* _Your goal_: Below is a set of records. Repeat all of them exactly.

* _Source material_:
____

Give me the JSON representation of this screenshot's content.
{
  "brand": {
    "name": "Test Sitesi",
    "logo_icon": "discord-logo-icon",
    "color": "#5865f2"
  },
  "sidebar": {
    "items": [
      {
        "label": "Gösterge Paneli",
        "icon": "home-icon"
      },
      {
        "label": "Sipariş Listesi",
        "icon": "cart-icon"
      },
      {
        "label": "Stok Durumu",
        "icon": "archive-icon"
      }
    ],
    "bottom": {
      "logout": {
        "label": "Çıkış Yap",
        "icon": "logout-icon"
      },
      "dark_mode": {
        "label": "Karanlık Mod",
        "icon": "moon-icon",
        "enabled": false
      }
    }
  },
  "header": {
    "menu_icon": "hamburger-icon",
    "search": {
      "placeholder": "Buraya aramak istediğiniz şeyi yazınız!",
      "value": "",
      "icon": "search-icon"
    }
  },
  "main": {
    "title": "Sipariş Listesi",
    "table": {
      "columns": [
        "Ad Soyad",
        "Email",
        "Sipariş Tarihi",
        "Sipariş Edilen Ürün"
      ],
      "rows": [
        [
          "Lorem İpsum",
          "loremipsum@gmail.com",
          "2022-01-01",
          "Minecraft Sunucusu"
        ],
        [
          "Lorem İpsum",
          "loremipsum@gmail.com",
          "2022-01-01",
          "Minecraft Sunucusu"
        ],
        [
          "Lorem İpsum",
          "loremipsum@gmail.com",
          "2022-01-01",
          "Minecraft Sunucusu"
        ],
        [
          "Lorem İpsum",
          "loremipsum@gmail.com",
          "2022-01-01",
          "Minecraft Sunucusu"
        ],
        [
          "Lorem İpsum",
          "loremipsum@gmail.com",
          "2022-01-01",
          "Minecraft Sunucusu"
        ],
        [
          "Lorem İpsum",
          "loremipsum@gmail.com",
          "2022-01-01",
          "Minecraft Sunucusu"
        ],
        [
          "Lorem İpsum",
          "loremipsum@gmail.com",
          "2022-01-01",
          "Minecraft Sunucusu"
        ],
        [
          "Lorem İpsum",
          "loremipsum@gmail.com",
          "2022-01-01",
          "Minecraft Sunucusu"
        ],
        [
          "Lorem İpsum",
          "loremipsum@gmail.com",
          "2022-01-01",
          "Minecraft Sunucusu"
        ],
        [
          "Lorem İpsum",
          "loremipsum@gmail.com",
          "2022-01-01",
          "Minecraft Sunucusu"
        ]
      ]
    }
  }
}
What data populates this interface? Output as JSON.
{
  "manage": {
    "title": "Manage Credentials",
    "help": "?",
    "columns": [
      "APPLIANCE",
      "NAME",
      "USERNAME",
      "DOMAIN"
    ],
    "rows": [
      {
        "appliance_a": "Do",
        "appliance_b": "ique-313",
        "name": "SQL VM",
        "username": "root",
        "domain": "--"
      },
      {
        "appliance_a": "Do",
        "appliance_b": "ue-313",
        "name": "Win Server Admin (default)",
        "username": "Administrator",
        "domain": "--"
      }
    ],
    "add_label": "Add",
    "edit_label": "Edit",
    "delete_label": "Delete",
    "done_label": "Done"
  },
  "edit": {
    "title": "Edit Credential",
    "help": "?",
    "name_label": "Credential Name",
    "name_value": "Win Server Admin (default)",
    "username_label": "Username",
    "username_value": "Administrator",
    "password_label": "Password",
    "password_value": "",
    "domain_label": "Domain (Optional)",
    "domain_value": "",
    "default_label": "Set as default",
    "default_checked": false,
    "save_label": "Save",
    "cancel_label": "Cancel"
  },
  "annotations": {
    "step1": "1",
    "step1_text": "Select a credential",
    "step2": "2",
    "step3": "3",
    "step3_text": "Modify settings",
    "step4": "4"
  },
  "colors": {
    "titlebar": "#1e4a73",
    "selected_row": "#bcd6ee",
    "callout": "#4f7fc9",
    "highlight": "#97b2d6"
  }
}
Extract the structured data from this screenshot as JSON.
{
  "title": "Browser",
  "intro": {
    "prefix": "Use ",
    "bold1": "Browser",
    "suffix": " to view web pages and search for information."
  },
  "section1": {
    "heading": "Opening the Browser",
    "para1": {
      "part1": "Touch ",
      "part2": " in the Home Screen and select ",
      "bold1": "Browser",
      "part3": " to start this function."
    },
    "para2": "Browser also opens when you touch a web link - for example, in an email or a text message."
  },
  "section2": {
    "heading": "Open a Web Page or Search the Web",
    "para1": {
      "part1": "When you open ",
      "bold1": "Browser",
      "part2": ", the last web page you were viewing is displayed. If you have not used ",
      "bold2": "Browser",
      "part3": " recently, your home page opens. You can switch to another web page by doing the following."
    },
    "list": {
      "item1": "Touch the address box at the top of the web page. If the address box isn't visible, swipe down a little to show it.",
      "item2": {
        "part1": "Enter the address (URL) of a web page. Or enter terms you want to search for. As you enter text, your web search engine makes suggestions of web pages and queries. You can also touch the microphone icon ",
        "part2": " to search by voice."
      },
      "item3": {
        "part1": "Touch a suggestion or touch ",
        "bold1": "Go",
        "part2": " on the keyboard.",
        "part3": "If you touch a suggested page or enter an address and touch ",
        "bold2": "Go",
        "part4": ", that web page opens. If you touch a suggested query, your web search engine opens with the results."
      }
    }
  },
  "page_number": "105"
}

____

* _Answer to this problem_:
Give me the JSON representation of this screenshot's content.
{
  "brand": {
    "name": "Test Sitesi",
    "logo_icon": "discord-logo-icon",
    "color": "#5865f2"
  },
  "sidebar": {
    "items": [
      {
        "label": "Gösterge Paneli",
        "icon": "home-icon"
      },
      {
        "label": "Sipariş Listesi",
        "icon": "cart-icon"
      },
      {
        "label": "Stok Durumu",
        "icon": "archive-icon"
      }
    ],
    "bottom": {
      "logout": {
        "label": "Çıkış Yap",
        "icon": "logout-icon"
      },
      "dark_mode": {
        "label": "Karanlık Mod",
        "icon": "moon-icon",
        "enabled": false
      }
    }
  },
  "header": {
    "menu_icon": "hamburger-icon",
    "search": {
      "placeholder": "Buraya aramak istediğiniz şeyi yazınız!",
      "value": "",
      "icon": "search-icon"
    }
  },
  "main": {
    "title": "Sipariş Listesi",
    "table": {
      "columns": [
        "Ad Soyad",
        "Email",
        "Sipariş Tarihi",
        "Sipariş Edilen Ürün"
      ],
      "rows": [
        [
          "Lorem İpsum",
          "loremipsum@gmail.com",
          "2022-01-01",
          "Minecraft Sunucusu"
        ],
        [
          "Lorem İpsum",
          "loremipsum@gmail.com",
          "2022-01-01",
          "Minecraft Sunucusu"
        ],
        [
          "Lorem İpsum",
          "loremipsum@gmail.com",
          "2022-01-01",
          "Minecraft Sunucusu"
        ],
        [
          "Lorem İpsum",
          "loremipsum@gmail.com",
          "2022-01-01",
          "Minecraft Sunucusu"
        ],
        [
          "Lorem İpsum",
          "loremipsum@gmail.com",
          "2022-01-01",
          "Minecraft Sunucusu"
        ],
        [
          "Lorem İpsum",
          "loremipsum@gmail.com",
          "2022-01-01",
          "Minecraft Sunucusu"
        ],
        [
          "Lorem İpsum",
          "loremipsum@gmail.com",
          "2022-01-01",
          "Minecraft Sunucusu"
        ],
        [
          "Lorem İpsum",
          "loremipsum@gmail.com",
          "2022-01-01",
          "Minecraft Sunucusu"
        ],
        [
          "Lorem İpsum",
          "loremipsum@gmail.com",
          "2022-01-01",
          "Minecraft Sunucusu"
        ],
        [
          "Lorem İpsum",
          "loremipsum@gmail.com",
          "2022-01-01",
          "Minecraft Sunucusu"
        ]
      ]
    }
  }
}
What data populates this interface? Output as JSON.
{
  "manage": {
    "title": "Manage Credentials",
    "help": "?",
    "columns": [
      "APPLIANCE",
      "NAME",
      "USERNAME",
      "DOMAIN"
    ],
    "rows": [
      {
        "appliance_a": "Do",
        "appliance_b": "ique-313",
        "name": "SQL VM",
        "username": "root",
        "domain": "--"
      },
      {
        "appliance_a": "Do",
        "appliance_b": "ue-313",
        "name": "Win Server Admin (default)",
        "username": "Administrator",
        "domain": "--"
      }
    ],
    "add_label": "Add",
    "edit_label": "Edit",
    "delete_label": "Delete",
    "done_label": "Done"
  },
  "edit": {
    "title": "Edit Credential",
    "help": "?",
    "name_label": "Credential Name",
    "name_value": "Win Server Admin (default)",
    "username_label": "Username",
    "username_value": "Administrator",
    "password_label": "Password",
    "password_value": "",
    "domain_label": "Domain (Optional)",
    "domain_value": "",
    "default_label": "Set as default",
    "default_checked": false,
    "save_label": "Save",
    "cancel_label": "Cancel"
  },
  "annotations": {
    "step1": "1",
    "step1_text": "Select a credential",
    "step2": "2",
    "step3": "3",
    "step3_text": "Modify settings",
    "step4": "4"
  },
  "colors": {
    "titlebar": "#1e4a73",
    "selected_row": "#bcd6ee",
    "callout": "#4f7fc9",
    "highlight": "#97b2d6"
  }
}
Extract the structured data from this screenshot as JSON.
{
  "title": "Browser",
  "intro": {
    "prefix": "Use ",
    "bold1": "Browser",
    "suffix": " to view web pages and search for information."
  },
  "section1": {
    "heading": "Opening the Browser",
    "para1": {
      "part1": "Touch ",
      "part2": " in the Home Screen and select ",
      "bold1": "Browser",
      "part3": " to start this function."
    },
    "para2": "Browser also opens when you touch a web link - for example, in an email or a text message."
  },
  "section2": {
    "heading": "Open a Web Page or Search the Web",
    "para1": {
      "part1": "When you open ",
      "bold1": "Browser",
      "part2": ", the last web page you were viewing is displayed. If you have not used ",
      "bold2": "Browser",
      "part3": " recently, your home page opens. You can switch to another web page by doing the following."
    },
    "list": {
      "item1": "Touch the address box at the top of the web page. If the address box isn't visible, swipe down a little to show it.",
      "item2": {
        "part1": "Enter the address (URL) of a web page. Or enter terms you want to search for. As you enter text, your web search engine makes suggestions of web pages and queries. You can also touch the microphone icon ",
        "part2": " to search by voice."
      },
      "item3": {
        "part1": "Touch a suggestion or touch ",
        "bold1": "Go",
        "part2": " on the keyboard.",
        "part3": "If you touch a suggested page or enter an address and touch ",
        "bold2": "Go",
        "part4": ", that web page opens. If you touch a suggested query, your web search engine opens with the results."
      }
    }
  },
  "page_number": "105"
}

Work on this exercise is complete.